In a previous post, we discussed this rule:

**Mutually Exclusive Rule for P(A or B)
**Let A, B be mutually exclusive events. Then, P(A or B) = P(A) + P(B).

Here, we talk about why this rule makes sense. First, an example:

**Example 1
**In rolling a fair, six-sided die, what is the probability that you will get a 1 or a 4?

**Solution
**We know that rolling a 1 and rolling a 4 are mutually exclusive events, since it is impossible for them both to occur. We know that P(rolling a 1) = ⅙ and that P(rolling a 4) = ⅙. Thus, by our above rule, P(Rolling a 1 or rolling a 4) = ⅙ + ⅙ = ⅓.

We may also consider the different possible outcomes that are relevant here:

So we roll a 1 or 4 in 2 of the six possible outcomes. Thus, the probability of doing so is just $\frac{2}{6} = \frac{1}{3}.$

In looking at some other examples, we may see why this more general rule makes sense:

**General Rule for P(A or B)
**Let A, B be two events. Then, P(A or B) = P(A) + P(B) - P(A and B).

Again, imagine we are rolling our favorite fair six-sided die. We are considering two events: A and B. We know that A occurs in three of the possible outcomes and B occurs in three of the possible outcomes. Can we determine P(A or B)? Now, this rule may seem a little arbitrary at first, but let’s see if we can see why it is true.

# PROMPT:
Duplicate the probability passage above word for word, between "In looking at" and "P(A and B).", inclusive.

[Layout coordinate data]
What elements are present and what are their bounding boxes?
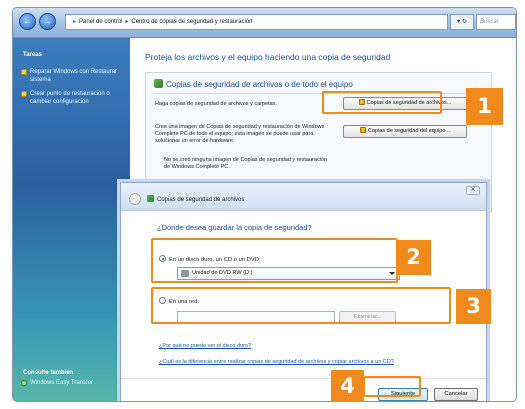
breadcrumb-separator: ▸ xyxy=(73,19,77,25)
next-button[interactable]: Siguiente xyxy=(378,388,428,401)
address-field[interactable]: ▸ Panel de control ▸ Centro de copias de se… xyxy=(65,14,448,30)
option-disk-radio[interactable]: En un disco duro, un CD o un DVD: xyxy=(159,255,261,263)
backup-computer-button[interactable]: Copias de seguridad del equipo... xyxy=(343,125,467,138)
backup-icon xyxy=(154,79,163,88)
divider xyxy=(121,378,486,379)
back-arrow-icon[interactable]: ← xyxy=(19,13,36,30)
backup-icon xyxy=(147,195,154,202)
panel-heading: Copias de seguridad de archivos o de tod… xyxy=(154,79,353,89)
breadcrumb-item[interactable]: Centro de copias de seguridad y restaura… xyxy=(131,19,252,25)
explorer-window: ← → ▸ Panel de control ▸ Centro de copias d… xyxy=(13,8,516,401)
dvd-drive-icon xyxy=(181,270,189,277)
dialog-titlebar: ← Copias de seguridad de archivos ✕ xyxy=(121,183,486,211)
chevron-down-icon xyxy=(389,272,395,275)
browse-button[interactable]: Examinar... xyxy=(339,311,396,324)
sidebar-item-system-restore[interactable]: Reparar Windows con Restaurar sistema xyxy=(21,68,125,84)
no-image-status: No se creó ninguna imagen de Copias de s… xyxy=(164,157,327,170)
option-network-radio[interactable]: En una red: xyxy=(159,297,199,305)
dialog-title-text: Copias de seguridad de archivos xyxy=(157,197,245,203)
callout-badge-3: 3 xyxy=(456,289,491,324)
sidebar-item-label: Windows Easy Transfer xyxy=(30,380,94,386)
drive-select[interactable]: Unidad de DVD RW (D:) xyxy=(177,267,400,280)
callout-badge-4: 4 xyxy=(331,370,364,402)
see-also-title: Consulte también xyxy=(23,370,74,376)
breadcrumb-separator: ▸ xyxy=(125,19,129,25)
drive-select-value: Unidad de DVD RW (D:) xyxy=(192,270,253,276)
callout-badge-1: 1 xyxy=(466,88,503,125)
transfer-icon xyxy=(21,380,27,386)
sidebar-item-easy-transfer[interactable]: Windows Easy Transfer xyxy=(21,380,93,386)
close-icon[interactable]: ✕ xyxy=(466,186,480,195)
cancel-button[interactable]: Cancelar xyxy=(434,388,478,401)
backup-files-label: Copias de seguridad de archivos... xyxy=(366,100,452,106)
network-path-input[interactable] xyxy=(177,311,335,324)
refresh-button[interactable]: ▾ ↻ xyxy=(450,14,474,30)
forward-arrow-icon[interactable]: → xyxy=(39,13,56,30)
shield-icon xyxy=(21,69,27,75)
sidebar-item-label: Reparar Windows con Restaurar sistema xyxy=(30,69,118,83)
back-arrow-icon[interactable]: ← xyxy=(129,193,141,205)
sidebar-item-label: Crear punto de restauración o cambiar co… xyxy=(30,91,110,105)
shield-icon xyxy=(21,91,27,97)
panel-heading-text: Copias de seguridad de archivos o de tod… xyxy=(166,80,353,89)
files-description: Haga copias de seguridad de archivos y c… xyxy=(155,101,277,107)
option-network-label: En una red: xyxy=(169,299,199,305)
backup-files-button[interactable]: Copias de seguridad de archivos... xyxy=(343,97,467,110)
callout-badge-2: 2 xyxy=(396,240,431,275)
page-title: Proteja los archivos y el equipo haciend… xyxy=(145,52,391,62)
sidebar-item-restore-point[interactable]: Crear punto de restauración o cambiar co… xyxy=(21,90,125,106)
backup-files-dialog: ← Copias de seguridad de archivos ✕ ¿Dón… xyxy=(120,182,487,401)
tasks-title: Tareas xyxy=(23,52,42,58)
backup-computer-label: Copias de seguridad del equipo... xyxy=(368,128,450,134)
search-input[interactable]: Buscar xyxy=(476,14,516,30)
complete-pc-description: Cree una imagen de Copias de seguridad y… xyxy=(155,124,325,144)
backup-computer-icon xyxy=(360,127,367,133)
dialog-question: ¿Dónde desea guardar la copia de segurid… xyxy=(157,223,312,232)
tasks-sidebar: Tareas Reparar Windows con Restaurar sis… xyxy=(13,38,130,401)
radio-unchecked-icon xyxy=(159,297,166,304)
breadcrumb-item[interactable]: Panel de control xyxy=(79,19,122,25)
dialog-title: Copias de seguridad de archivos xyxy=(147,195,244,203)
radio-checked-icon xyxy=(159,255,166,262)
address-toolbar: ← → ▸ Panel de control ▸ Centro de copias d… xyxy=(13,8,516,38)
link-difference[interactable]: ¿Cuál es la diferencia entre realizar co… xyxy=(159,359,394,365)
backup-files-icon xyxy=(358,99,365,105)
link-why-no-disk[interactable]: ¿Por qué no puedo ver el disco duro? xyxy=(159,343,251,349)
divider xyxy=(154,93,484,94)
option-disk-label: En un disco duro, un CD o un DVD: xyxy=(169,257,261,263)
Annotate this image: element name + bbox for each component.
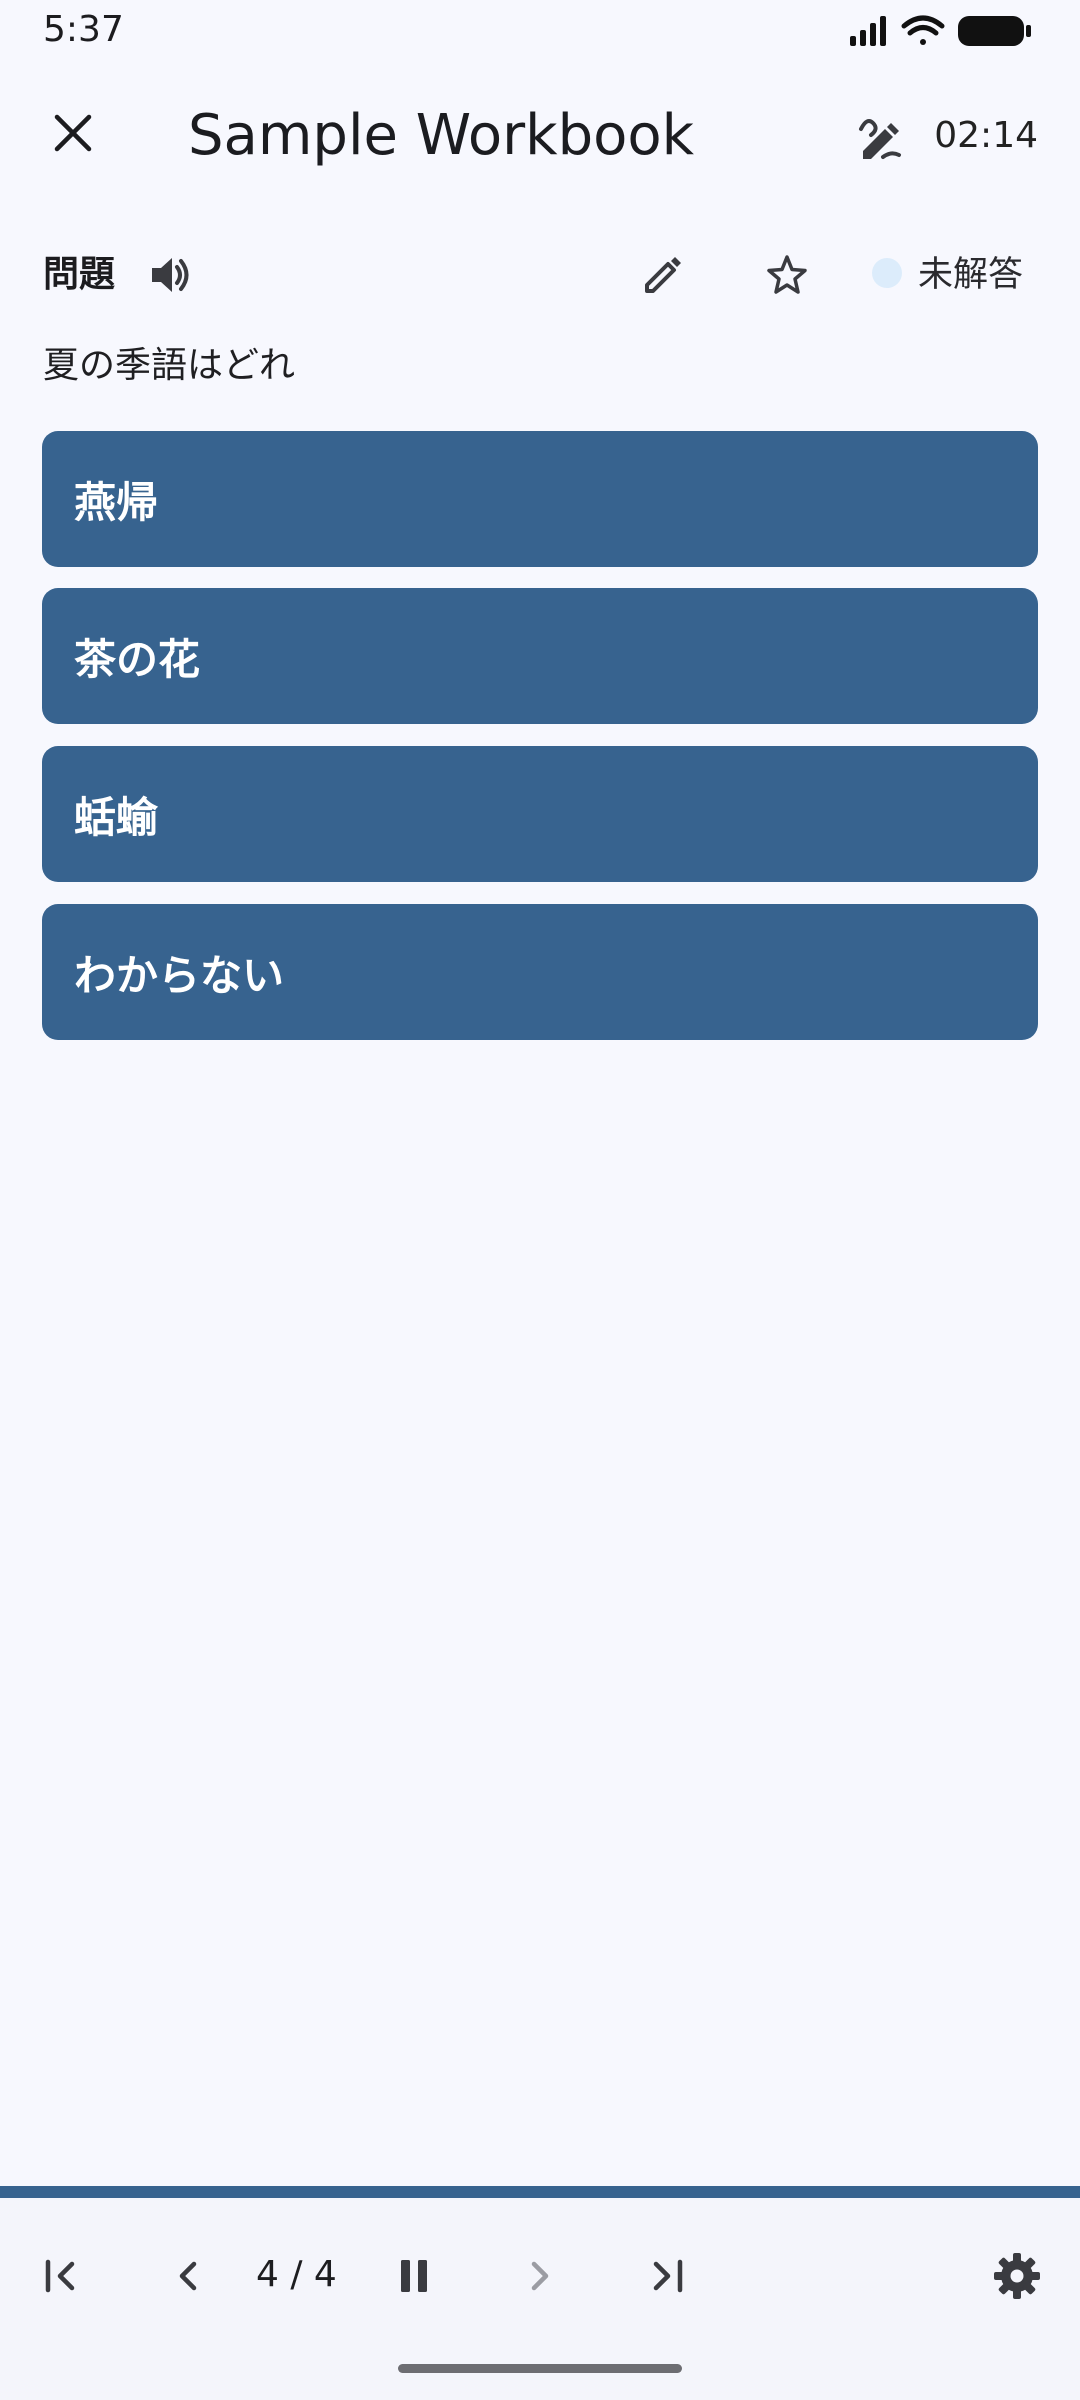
- skip-last-icon: [653, 2259, 683, 2293]
- close-button[interactable]: [40, 100, 106, 166]
- choice-label: 蛞蝓: [74, 792, 159, 842]
- skip-first-icon: [45, 2259, 75, 2293]
- speaker-icon: [152, 258, 189, 292]
- chevron-left-icon: [179, 2261, 197, 2291]
- choice-label: 茶の花: [74, 634, 201, 684]
- pause-button[interactable]: [378, 2240, 450, 2312]
- choice-label: 燕帰: [74, 477, 159, 527]
- elapsed-timer: 02:14: [934, 115, 1038, 156]
- pause-icon: [401, 2260, 427, 2292]
- handwriting-button[interactable]: [848, 104, 914, 170]
- page-indicator: 4 / 4: [256, 2254, 337, 2295]
- gear-icon: [994, 2253, 1040, 2299]
- read-aloud-button[interactable]: [140, 244, 202, 306]
- signal-icon: [850, 16, 886, 46]
- home-indicator[interactable]: [398, 2364, 682, 2373]
- last-question-button[interactable]: [630, 2240, 702, 2312]
- answer-status-label: 未解答: [918, 255, 1024, 295]
- battery-icon: [958, 16, 1031, 46]
- status-bar-time: 5:37: [43, 9, 124, 50]
- next-question-button[interactable]: [504, 2240, 576, 2312]
- handwriting-icon: [859, 119, 901, 159]
- choice-button[interactable]: 茶の花: [42, 588, 1038, 724]
- choice-button[interactable]: 燕帰: [42, 431, 1038, 567]
- question-text: 夏の季語はどれ: [43, 345, 296, 386]
- settings-button[interactable]: [981, 2240, 1053, 2312]
- star-outline-icon: [767, 255, 807, 294]
- answer-status-dot: [872, 258, 902, 288]
- progress-bar: [0, 2186, 1080, 2198]
- pencil-icon: [645, 257, 681, 293]
- chevron-right-icon: [531, 2261, 549, 2291]
- previous-question-button[interactable]: [152, 2240, 224, 2312]
- choice-button[interactable]: わからない: [42, 904, 1038, 1040]
- close-icon: [54, 114, 92, 152]
- wifi-icon: [901, 15, 945, 45]
- question-label: 問題: [43, 254, 116, 295]
- edit-button[interactable]: [632, 244, 694, 306]
- app-title: Sample Workbook: [188, 103, 695, 168]
- first-question-button[interactable]: [26, 2240, 98, 2312]
- choice-label: わからない: [74, 950, 285, 1000]
- status-bar-icons: [840, 10, 1040, 52]
- bookmark-star-button[interactable]: [756, 244, 818, 306]
- choice-button[interactable]: 蛞蝓: [42, 746, 1038, 882]
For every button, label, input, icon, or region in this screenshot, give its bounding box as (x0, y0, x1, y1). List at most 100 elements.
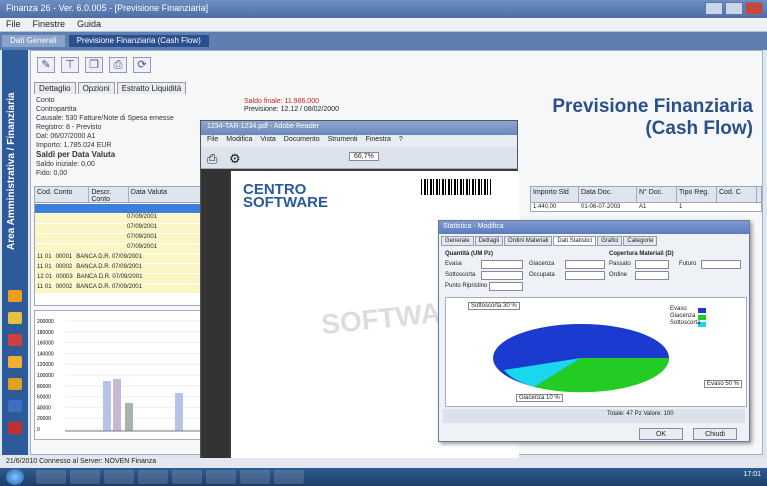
menu-bar: File Finestre Guida (0, 18, 767, 32)
taskbar-item[interactable] (206, 470, 236, 484)
refresh-icon[interactable]: ⟳ (133, 57, 151, 73)
grid-header: Cod. Conto Descr. Conto Data Valuta (35, 187, 203, 203)
table-row[interactable]: 07/09/2001 (35, 244, 203, 253)
legend-swatch (698, 308, 706, 313)
pdf-titlebar: 1234-TAR-1234.pdf - Adobe Reader (201, 121, 517, 135)
punto-ripristino-field[interactable] (489, 282, 523, 291)
table-row[interactable]: 11 01 00002 BANCA D.R. 07/09/2001 (35, 264, 203, 273)
evasa-field[interactable] (481, 260, 523, 269)
movements-grid[interactable]: Cod. Conto Descr. Conto Data Valuta 07/0… (34, 186, 204, 306)
zoom-field[interactable]: 66,7% (349, 152, 379, 161)
statistics-dialog[interactable]: Statistica - Modifica Generale Dettagli Or… (438, 220, 750, 442)
ordine-field[interactable] (635, 271, 669, 280)
detail-header: Importo Sld Data Doc. N° Doc. Tipo Reg. … (531, 187, 761, 203)
filter-icon[interactable]: ⊤ (61, 57, 79, 73)
table-row[interactable]: 11 01 00002 BANCA D.R. 07/09/2001 (35, 284, 203, 293)
window-controls (705, 2, 763, 15)
sidebar-label: Area Amministrativa / Finanziaria (6, 92, 17, 250)
tab-previsione[interactable]: Previsione Finanziaria (Cash Flow) (68, 35, 209, 47)
folder-icon[interactable] (8, 290, 22, 302)
menu-file[interactable]: File (6, 19, 21, 30)
toolbar: ✎ ⊤ ❐ ⎙ ⟳ (34, 54, 194, 76)
table-row[interactable]: 07/09/2001 (35, 234, 203, 243)
taskbar-item[interactable] (70, 470, 100, 484)
gear-icon[interactable]: ⚙ (229, 151, 241, 167)
star-icon[interactable] (8, 356, 22, 368)
page-title: Previsione Finanziaria (Cash Flow) (552, 96, 753, 139)
chart-icon[interactable] (8, 378, 22, 390)
bar (103, 381, 111, 431)
edit-icon[interactable]: ✎ (37, 57, 55, 73)
futuro-field[interactable] (701, 260, 741, 269)
axis-tick-label: 20000 (37, 416, 51, 422)
status-bar: 21/6/2010 Connesso al Server: NOVEN Fina… (0, 458, 767, 468)
taskbar: 17:01 (0, 468, 767, 486)
document-icon[interactable] (8, 400, 22, 412)
sottoscorta-field[interactable] (481, 271, 523, 280)
occupata-field[interactable] (565, 271, 605, 280)
taskbar-item[interactable] (138, 470, 168, 484)
cashflow-chart: 200000 180000 160000 140000 120000 100000 8000… (34, 310, 204, 440)
close-dialog-button[interactable]: Chiudi (693, 428, 737, 440)
pdf-menu: File Modifica Vista Documento Strumenti Fines… (201, 135, 517, 147)
pie-chart: Sottoscorta 30 % Evaso 50 % Giacenza 10 … (445, 297, 747, 407)
tab-dettaglio[interactable]: Dettaglio (34, 82, 76, 94)
filter-info: Conto Contropartita Causale: 530 Fatture… (36, 97, 174, 177)
sidebar: Area Amministrativa / Finanziaria (2, 50, 28, 455)
document-tabs: Dati Generali Previsione Finanziaria (Ca… (0, 32, 767, 50)
axis-tick-label: 160000 (37, 341, 54, 347)
tab-estratto[interactable]: Estratto Liquidità (116, 82, 187, 94)
passato-field[interactable] (635, 260, 669, 269)
taskbar-item[interactable] (274, 470, 304, 484)
bar-chart: 2000001800001600001400001200001000008000… (37, 319, 203, 433)
table-row[interactable] (35, 204, 203, 213)
barcode (421, 179, 491, 195)
print-icon[interactable]: ⎙ (109, 57, 127, 73)
axis-tick-label: 40000 (37, 405, 51, 411)
start-button[interactable] (6, 469, 24, 485)
axis-tick-label: 80000 (37, 384, 51, 390)
menu-finestre[interactable]: Finestre (33, 19, 66, 30)
axis-tick-label: 60000 (37, 395, 51, 401)
axis-tick-label: 0 (37, 427, 40, 433)
close-button[interactable] (745, 2, 763, 15)
table-row[interactable]: 11 01 00001 BANCA D.R. 07/09/2001 (35, 254, 203, 263)
maximize-button[interactable] (725, 2, 743, 15)
dialog-tabs: Generale Dettagli Ordini Materiali Dati Sta… (441, 236, 658, 246)
dialog-title: Statistica - Modifica (439, 221, 749, 234)
axis-tick-label: 180000 (37, 330, 54, 336)
print-icon[interactable]: ⎙ (207, 151, 217, 167)
taskbar-item[interactable] (36, 470, 66, 484)
axis-tick-label: 200000 (37, 319, 54, 325)
menu-guida[interactable]: Guida (77, 19, 101, 30)
copy-icon[interactable]: ❐ (85, 57, 103, 73)
detail-grid[interactable]: Importo Sld Data Doc. N° Doc. Tipo Reg. … (530, 186, 762, 212)
saldo-finale: Saldo finale: 11.986.000 (244, 98, 319, 105)
stop-icon[interactable] (8, 422, 22, 434)
table-row[interactable]: 07/09/2001 (35, 214, 203, 223)
window-titlebar: Finanza 26 - Ver. 6.0.005 - [Previsione … (0, 0, 767, 18)
axis-tick-label: 140000 (37, 351, 54, 357)
company-logo: CENTRO SOFTWARE (243, 181, 328, 211)
taskbar-item[interactable] (240, 470, 270, 484)
previsione-note: Previsione: 12.12 / 08/02/2000 (244, 106, 339, 113)
table-row[interactable]: 07/09/2001 (35, 224, 203, 233)
ok-button[interactable]: OK (639, 428, 683, 440)
table-row[interactable]: 1.440,00 01-06-07-2003 A1 1 (531, 204, 761, 213)
bar (175, 393, 183, 431)
giacenza-field[interactable] (565, 260, 605, 269)
dialog-bottom-bar: Totale: 47 Pz Valore: 100 (443, 409, 745, 423)
bar (113, 379, 121, 431)
taskbar-item[interactable] (172, 470, 202, 484)
minimize-button[interactable] (705, 2, 723, 15)
table-row[interactable]: 12 01 00003 BANCA D.R. 07/09/2001 (35, 274, 203, 283)
tab-opzioni[interactable]: Opzioni (77, 82, 115, 94)
alert-icon[interactable] (8, 334, 22, 346)
tab-dati-generali[interactable]: Dati Generali (2, 35, 65, 47)
bar (125, 403, 133, 431)
taskbar-item[interactable] (104, 470, 134, 484)
pdf-side-panel (201, 169, 229, 481)
axis-tick-label: 120000 (37, 362, 54, 368)
pdf-toolbar: ⎙ ⚙ 66,7% (201, 147, 517, 169)
star-icon[interactable] (8, 312, 22, 324)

# THE ANSWER:
In looking at some other examples, we may see why this more general rule makes sense:

**General Rule for P(A or B)
**Let A, B be two events. Then, P(A or B) = P(A) + P(B) - P(A and B).